⟨

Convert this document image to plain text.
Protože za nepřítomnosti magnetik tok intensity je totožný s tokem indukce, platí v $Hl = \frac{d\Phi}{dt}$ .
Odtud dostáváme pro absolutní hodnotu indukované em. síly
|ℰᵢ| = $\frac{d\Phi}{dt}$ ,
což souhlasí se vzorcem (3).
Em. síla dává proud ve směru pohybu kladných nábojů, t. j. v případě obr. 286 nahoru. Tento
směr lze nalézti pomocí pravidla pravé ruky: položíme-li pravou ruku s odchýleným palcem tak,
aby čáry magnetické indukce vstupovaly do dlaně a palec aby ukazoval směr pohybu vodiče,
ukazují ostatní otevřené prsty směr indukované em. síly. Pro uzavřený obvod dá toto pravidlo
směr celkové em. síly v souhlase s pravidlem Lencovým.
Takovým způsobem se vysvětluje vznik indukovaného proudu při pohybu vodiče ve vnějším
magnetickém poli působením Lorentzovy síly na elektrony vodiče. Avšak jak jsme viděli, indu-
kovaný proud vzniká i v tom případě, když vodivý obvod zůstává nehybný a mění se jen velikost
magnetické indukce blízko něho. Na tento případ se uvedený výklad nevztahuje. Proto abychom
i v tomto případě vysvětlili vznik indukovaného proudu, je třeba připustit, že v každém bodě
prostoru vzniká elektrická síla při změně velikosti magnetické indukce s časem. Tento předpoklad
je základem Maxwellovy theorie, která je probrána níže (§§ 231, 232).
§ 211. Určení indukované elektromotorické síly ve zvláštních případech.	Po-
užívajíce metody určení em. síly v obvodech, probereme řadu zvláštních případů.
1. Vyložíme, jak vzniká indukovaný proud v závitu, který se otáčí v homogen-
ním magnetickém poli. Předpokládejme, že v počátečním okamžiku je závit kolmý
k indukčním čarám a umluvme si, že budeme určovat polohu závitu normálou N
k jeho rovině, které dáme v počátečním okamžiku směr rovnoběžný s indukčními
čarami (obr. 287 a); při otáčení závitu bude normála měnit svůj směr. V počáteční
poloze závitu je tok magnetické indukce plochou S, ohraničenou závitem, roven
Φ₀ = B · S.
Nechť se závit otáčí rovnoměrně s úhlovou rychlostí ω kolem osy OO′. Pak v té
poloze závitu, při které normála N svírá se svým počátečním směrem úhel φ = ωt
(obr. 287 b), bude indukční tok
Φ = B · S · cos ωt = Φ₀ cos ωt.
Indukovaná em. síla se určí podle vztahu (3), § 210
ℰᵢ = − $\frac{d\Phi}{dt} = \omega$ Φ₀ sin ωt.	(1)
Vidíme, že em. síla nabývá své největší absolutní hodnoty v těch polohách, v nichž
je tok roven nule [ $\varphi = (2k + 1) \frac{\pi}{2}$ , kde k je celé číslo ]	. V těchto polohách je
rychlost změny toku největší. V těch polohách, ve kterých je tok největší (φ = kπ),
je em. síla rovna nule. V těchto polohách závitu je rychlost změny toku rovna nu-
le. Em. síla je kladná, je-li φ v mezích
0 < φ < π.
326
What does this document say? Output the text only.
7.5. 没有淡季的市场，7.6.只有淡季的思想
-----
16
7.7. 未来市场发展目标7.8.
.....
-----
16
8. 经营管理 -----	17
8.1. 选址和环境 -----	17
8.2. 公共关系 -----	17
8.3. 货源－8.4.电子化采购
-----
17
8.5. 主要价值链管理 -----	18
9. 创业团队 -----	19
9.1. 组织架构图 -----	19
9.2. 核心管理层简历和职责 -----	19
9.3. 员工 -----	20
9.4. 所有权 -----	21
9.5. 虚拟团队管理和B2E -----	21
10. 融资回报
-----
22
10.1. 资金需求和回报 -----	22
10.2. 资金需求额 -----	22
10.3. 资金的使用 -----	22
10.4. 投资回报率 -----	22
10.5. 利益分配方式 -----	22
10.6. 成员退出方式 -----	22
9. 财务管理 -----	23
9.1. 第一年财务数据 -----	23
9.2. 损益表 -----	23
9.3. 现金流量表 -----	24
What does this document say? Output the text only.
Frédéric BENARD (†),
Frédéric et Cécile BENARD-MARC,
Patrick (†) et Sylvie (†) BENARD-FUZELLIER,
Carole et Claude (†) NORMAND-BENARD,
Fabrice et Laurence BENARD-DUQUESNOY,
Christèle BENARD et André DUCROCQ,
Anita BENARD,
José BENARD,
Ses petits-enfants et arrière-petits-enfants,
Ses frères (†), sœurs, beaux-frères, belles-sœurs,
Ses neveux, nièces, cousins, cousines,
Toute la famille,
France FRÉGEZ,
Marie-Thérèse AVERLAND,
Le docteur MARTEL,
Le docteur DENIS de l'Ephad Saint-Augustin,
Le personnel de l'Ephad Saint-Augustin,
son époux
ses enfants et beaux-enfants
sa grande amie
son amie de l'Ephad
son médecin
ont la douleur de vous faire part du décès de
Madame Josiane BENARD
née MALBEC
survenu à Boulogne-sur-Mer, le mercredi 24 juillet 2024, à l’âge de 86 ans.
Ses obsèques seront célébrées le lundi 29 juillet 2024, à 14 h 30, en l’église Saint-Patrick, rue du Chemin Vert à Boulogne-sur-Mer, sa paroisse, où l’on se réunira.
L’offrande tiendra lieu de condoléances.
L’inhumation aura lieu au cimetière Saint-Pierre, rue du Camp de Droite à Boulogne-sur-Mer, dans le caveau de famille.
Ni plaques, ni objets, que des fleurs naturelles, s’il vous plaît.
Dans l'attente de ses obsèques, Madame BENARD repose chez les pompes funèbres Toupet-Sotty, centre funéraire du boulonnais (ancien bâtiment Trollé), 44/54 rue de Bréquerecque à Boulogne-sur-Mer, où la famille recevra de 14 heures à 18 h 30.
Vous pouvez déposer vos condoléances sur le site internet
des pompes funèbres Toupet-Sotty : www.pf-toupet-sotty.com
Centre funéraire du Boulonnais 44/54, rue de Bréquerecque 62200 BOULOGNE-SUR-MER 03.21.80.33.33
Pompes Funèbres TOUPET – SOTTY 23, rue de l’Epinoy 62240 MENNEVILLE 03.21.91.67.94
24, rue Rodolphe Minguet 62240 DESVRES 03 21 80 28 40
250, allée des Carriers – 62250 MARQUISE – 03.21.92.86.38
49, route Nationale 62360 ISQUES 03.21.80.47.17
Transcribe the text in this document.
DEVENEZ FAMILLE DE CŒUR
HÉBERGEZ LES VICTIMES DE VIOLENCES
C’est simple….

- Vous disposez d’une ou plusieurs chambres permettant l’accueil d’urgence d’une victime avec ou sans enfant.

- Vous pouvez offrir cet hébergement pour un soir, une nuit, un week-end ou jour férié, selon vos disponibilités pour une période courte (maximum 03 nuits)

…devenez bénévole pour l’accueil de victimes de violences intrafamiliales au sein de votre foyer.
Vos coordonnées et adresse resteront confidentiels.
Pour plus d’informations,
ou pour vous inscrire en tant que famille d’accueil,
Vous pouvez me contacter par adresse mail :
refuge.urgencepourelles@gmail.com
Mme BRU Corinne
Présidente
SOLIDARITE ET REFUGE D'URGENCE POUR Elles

⟩

__Exercise instructions__:
Output the full listing exactly as it stands.

__Exercise answer__:
Convert this document image to plain text.
Protože za nepřítomnosti magnetik tok intensity je totožný s tokem indukce, platí v $Hl = \frac{d\Phi}{dt}$ .
Odtud dostáváme pro absolutní hodnotu indukované em. síly
|ℰᵢ| = $\frac{d\Phi}{dt}$ ,
což souhlasí se vzorcem (3).
Em. síla dává proud ve směru pohybu kladných nábojů, t. j. v případě obr. 286 nahoru. Tento
směr lze nalézti pomocí pravidla pravé ruky: položíme-li pravou ruku s odchýleným palcem tak,
aby čáry magnetické indukce vstupovaly do dlaně a palec aby ukazoval směr pohybu vodiče,
ukazují ostatní otevřené prsty směr indukované em. síly. Pro uzavřený obvod dá toto pravidlo
směr celkové em. síly v souhlase s pravidlem Lencovým.
Takovým způsobem se vysvětluje vznik indukovaného proudu při pohybu vodiče ve vnějším
magnetickém poli působením Lorentzovy síly na elektrony vodiče. Avšak jak jsme viděli, indu-
kovaný proud vzniká i v tom případě, když vodivý obvod zůstává nehybný a mění se jen velikost
magnetické indukce blízko něho. Na tento případ se uvedený výklad nevztahuje. Proto abychom
i v tomto případě vysvětlili vznik indukovaného proudu, je třeba připustit, že v každém bodě
prostoru vzniká elektrická síla při změně velikosti magnetické indukce s časem. Tento předpoklad
je základem Maxwellovy theorie, která je probrána níže (§§ 231, 232).
§ 211. Určení indukované elektromotorické síly ve zvláštních případech.	Po-
užívajíce metody určení em. síly v obvodech, probereme řadu zvláštních případů.
1. Vyložíme, jak vzniká indukovaný proud v závitu, který se otáčí v homogen-
ním magnetickém poli. Předpokládejme, že v počátečním okamžiku je závit kolmý
k indukčním čarám a umluvme si, že budeme určovat polohu závitu normálou N
k jeho rovině, které dáme v počátečním okamžiku směr rovnoběžný s indukčními
čarami (obr. 287 a); při otáčení závitu bude normála měnit svůj směr. V počáteční
poloze závitu je tok magnetické indukce plochou S, ohraničenou závitem, roven
Φ₀ = B · S.
Nechť se závit otáčí rovnoměrně s úhlovou rychlostí ω kolem osy OO′. Pak v té
poloze závitu, při které normála N svírá se svým počátečním směrem úhel φ = ωt
(obr. 287 b), bude indukční tok
Φ = B · S · cos ωt = Φ₀ cos ωt.
Indukovaná em. síla se určí podle vztahu (3), § 210
ℰᵢ = − $\frac{d\Phi}{dt} = \omega$ Φ₀ sin ωt.	(1)
Vidíme, že em. síla nabývá své největší absolutní hodnoty v těch polohách, v nichž
je tok roven nule [ $\varphi = (2k + 1) \frac{\pi}{2}$ , kde k je celé číslo ]	. V těchto polohách je
rychlost změny toku největší. V těch polohách, ve kterých je tok největší (φ = kπ),
je em. síla rovna nule. V těchto polohách závitu je rychlost změny toku rovna nu-
le. Em. síla je kladná, je-li φ v mezích
0 < φ < π.
326
What does this document say? Output the text only.
7.5. 没有淡季的市场，7.6.只有淡季的思想
-----
16
7.7. 未来市场发展目标7.8.
.....
-----
16
8. 经营管理 -----	17
8.1. 选址和环境 -----	17
8.2. 公共关系 -----	17
8.3. 货源－8.4.电子化采购
-----
17
8.5. 主要价值链管理 -----	18
9. 创业团队 -----	19
9.1. 组织架构图 -----	19
9.2. 核心管理层简历和职责 -----	19
9.3. 员工 -----	20
9.4. 所有权 -----	21
9.5. 虚拟团队管理和B2E -----	21
10. 融资回报
-----
22
10.1. 资金需求和回报 -----	22
10.2. 资金需求额 -----	22
10.3. 资金的使用 -----	22
10.4. 投资回报率 -----	22
10.5. 利益分配方式 -----	22
10.6. 成员退出方式 -----	22
9. 财务管理 -----	23
9.1. 第一年财务数据 -----	23
9.2. 损益表 -----	23
9.3. 现金流量表 -----	24
What does this document say? Output the text only.
Frédéric BENARD (†),
Frédéric et Cécile BENARD-MARC,
Patrick (†) et Sylvie (†) BENARD-FUZELLIER,
Carole et Claude (†) NORMAND-BENARD,
Fabrice et Laurence BENARD-DUQUESNOY,
Christèle BENARD et André DUCROCQ,
Anita BENARD,
José BENARD,
Ses petits-enfants et arrière-petits-enfants,
Ses frères (†), sœurs, beaux-frères, belles-sœurs,
Ses neveux, nièces, cousins, cousines,
Toute la famille,
France FRÉGEZ,
Marie-Thérèse AVERLAND,
Le docteur MARTEL,
Le docteur DENIS de l'Ephad Saint-Augustin,
Le personnel de l'Ephad Saint-Augustin,
son époux
ses enfants et beaux-enfants
sa grande amie
son amie de l'Ephad
son médecin
ont la douleur de vous faire part du décès de
Madame Josiane BENARD
née MALBEC
survenu à Boulogne-sur-Mer, le mercredi 24 juillet 2024, à l’âge de 86 ans.
Ses obsèques seront célébrées le lundi 29 juillet 2024, à 14 h 30, en l’église Saint-Patrick, rue du Chemin Vert à Boulogne-sur-Mer, sa paroisse, où l’on se réunira.
L’offrande tiendra lieu de condoléances.
L’inhumation aura lieu au cimetière Saint-Pierre, rue du Camp de Droite à Boulogne-sur-Mer, dans le caveau de famille.
Ni plaques, ni objets, que des fleurs naturelles, s’il vous plaît.
Dans l'attente de ses obsèques, Madame BENARD repose chez les pompes funèbres Toupet-Sotty, centre funéraire du boulonnais (ancien bâtiment Trollé), 44/54 rue de Bréquerecque à Boulogne-sur-Mer, où la famille recevra de 14 heures à 18 h 30.
Vous pouvez déposer vos condoléances sur le site internet
des pompes funèbres Toupet-Sotty : www.pf-toupet-sotty.com
Centre funéraire du Boulonnais 44/54, rue de Bréquerecque 62200 BOULOGNE-SUR-MER 03.21.80.33.33
Pompes Funèbres TOUPET – SOTTY 23, rue de l’Epinoy 62240 MENNEVILLE 03.21.91.67.94
24, rue Rodolphe Minguet 62240 DESVRES 03 21 80 28 40
250, allée des Carriers – 62250 MARQUISE – 03.21.92.86.38
49, route Nationale 62360 ISQUES 03.21.80.47.17
Transcribe the text in this document.
DEVENEZ FAMILLE DE CŒUR
HÉBERGEZ LES VICTIMES DE VIOLENCES
C’est simple….

- Vous disposez d’une ou plusieurs chambres permettant l’accueil d’urgence d’une victime avec ou sans enfant.

- Vous pouvez offrir cet hébergement pour un soir, une nuit, un week-end ou jour férié, selon vos disponibilités pour une période courte (maximum 03 nuits)

…devenez bénévole pour l’accueil de victimes de violences intrafamiliales au sein de votre foyer.
Vos coordonnées et adresse resteront confidentiels.
Pour plus d’informations,
ou pour vous inscrire en tant que famille d’accueil,
Vous pouvez me contacter par adresse mail :
refuge.urgencepourelles@gmail.com
Mme BRU Corinne
Présidente
SOLIDARITE ET REFUGE D'URGENCE POUR Elles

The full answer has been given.